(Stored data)

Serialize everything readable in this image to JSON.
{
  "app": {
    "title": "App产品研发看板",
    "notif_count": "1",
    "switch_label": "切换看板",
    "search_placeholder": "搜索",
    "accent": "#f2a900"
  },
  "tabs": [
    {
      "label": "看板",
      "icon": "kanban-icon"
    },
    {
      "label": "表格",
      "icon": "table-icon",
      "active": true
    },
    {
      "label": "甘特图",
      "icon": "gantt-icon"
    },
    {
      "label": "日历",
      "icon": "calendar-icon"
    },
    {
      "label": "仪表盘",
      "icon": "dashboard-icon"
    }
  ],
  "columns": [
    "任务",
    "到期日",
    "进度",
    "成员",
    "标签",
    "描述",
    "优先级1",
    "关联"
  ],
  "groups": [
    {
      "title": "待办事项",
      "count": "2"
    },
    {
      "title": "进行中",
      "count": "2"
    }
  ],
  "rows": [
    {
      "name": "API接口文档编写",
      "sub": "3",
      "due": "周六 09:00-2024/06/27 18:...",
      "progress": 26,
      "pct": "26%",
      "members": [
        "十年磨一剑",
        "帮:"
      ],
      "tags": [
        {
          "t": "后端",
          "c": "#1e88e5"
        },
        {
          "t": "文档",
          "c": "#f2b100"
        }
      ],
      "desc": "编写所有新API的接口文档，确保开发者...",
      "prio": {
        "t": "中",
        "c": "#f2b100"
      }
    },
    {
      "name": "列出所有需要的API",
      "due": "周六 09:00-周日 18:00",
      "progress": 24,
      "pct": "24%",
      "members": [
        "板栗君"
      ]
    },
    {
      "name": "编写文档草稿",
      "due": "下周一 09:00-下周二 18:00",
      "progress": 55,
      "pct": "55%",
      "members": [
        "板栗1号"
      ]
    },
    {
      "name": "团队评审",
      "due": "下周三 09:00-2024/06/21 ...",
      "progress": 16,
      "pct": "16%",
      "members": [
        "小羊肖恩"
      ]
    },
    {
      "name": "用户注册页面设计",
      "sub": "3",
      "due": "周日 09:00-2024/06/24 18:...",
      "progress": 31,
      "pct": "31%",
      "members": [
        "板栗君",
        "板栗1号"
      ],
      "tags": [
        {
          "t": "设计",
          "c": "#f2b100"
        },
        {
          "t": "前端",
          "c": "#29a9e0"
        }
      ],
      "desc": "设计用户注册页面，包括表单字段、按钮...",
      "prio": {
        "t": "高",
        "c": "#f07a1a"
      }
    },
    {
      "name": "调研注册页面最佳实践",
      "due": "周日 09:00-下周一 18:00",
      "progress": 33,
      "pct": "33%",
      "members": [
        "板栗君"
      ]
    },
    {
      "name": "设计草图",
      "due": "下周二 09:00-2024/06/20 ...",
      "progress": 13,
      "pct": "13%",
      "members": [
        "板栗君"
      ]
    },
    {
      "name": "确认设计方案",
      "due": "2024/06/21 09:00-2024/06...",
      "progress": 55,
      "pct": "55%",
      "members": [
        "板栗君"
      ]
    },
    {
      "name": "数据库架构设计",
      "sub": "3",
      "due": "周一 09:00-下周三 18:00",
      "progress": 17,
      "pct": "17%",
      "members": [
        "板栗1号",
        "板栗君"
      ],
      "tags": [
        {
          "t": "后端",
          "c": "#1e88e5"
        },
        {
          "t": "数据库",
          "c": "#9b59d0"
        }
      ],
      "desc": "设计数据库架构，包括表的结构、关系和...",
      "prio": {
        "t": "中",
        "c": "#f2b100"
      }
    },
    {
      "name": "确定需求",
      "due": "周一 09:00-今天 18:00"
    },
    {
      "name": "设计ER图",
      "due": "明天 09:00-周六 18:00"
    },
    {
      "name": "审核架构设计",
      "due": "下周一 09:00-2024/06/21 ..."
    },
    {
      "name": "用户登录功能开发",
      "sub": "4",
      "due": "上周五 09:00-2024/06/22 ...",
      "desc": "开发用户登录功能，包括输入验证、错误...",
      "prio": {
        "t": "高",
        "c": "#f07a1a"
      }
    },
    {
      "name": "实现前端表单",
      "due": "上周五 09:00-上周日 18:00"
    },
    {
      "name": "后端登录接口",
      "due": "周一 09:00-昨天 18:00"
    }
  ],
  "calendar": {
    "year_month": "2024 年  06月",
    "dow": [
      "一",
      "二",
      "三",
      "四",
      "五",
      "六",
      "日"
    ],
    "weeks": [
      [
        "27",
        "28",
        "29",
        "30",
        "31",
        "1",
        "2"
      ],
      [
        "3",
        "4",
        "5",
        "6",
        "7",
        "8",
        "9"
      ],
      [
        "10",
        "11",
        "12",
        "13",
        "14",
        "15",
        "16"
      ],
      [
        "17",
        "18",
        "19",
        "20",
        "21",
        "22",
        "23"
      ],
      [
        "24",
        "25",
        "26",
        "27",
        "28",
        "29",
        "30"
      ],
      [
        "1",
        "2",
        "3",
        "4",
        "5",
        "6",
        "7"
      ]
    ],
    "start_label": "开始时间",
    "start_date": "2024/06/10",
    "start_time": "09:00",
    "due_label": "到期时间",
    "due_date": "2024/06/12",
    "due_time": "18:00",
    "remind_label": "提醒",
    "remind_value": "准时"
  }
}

● DIRECTIVE: Say how many lines in the listing above include "desc". Give nothing but the number.

● SOLUTION TO THIS PROBLEM: 4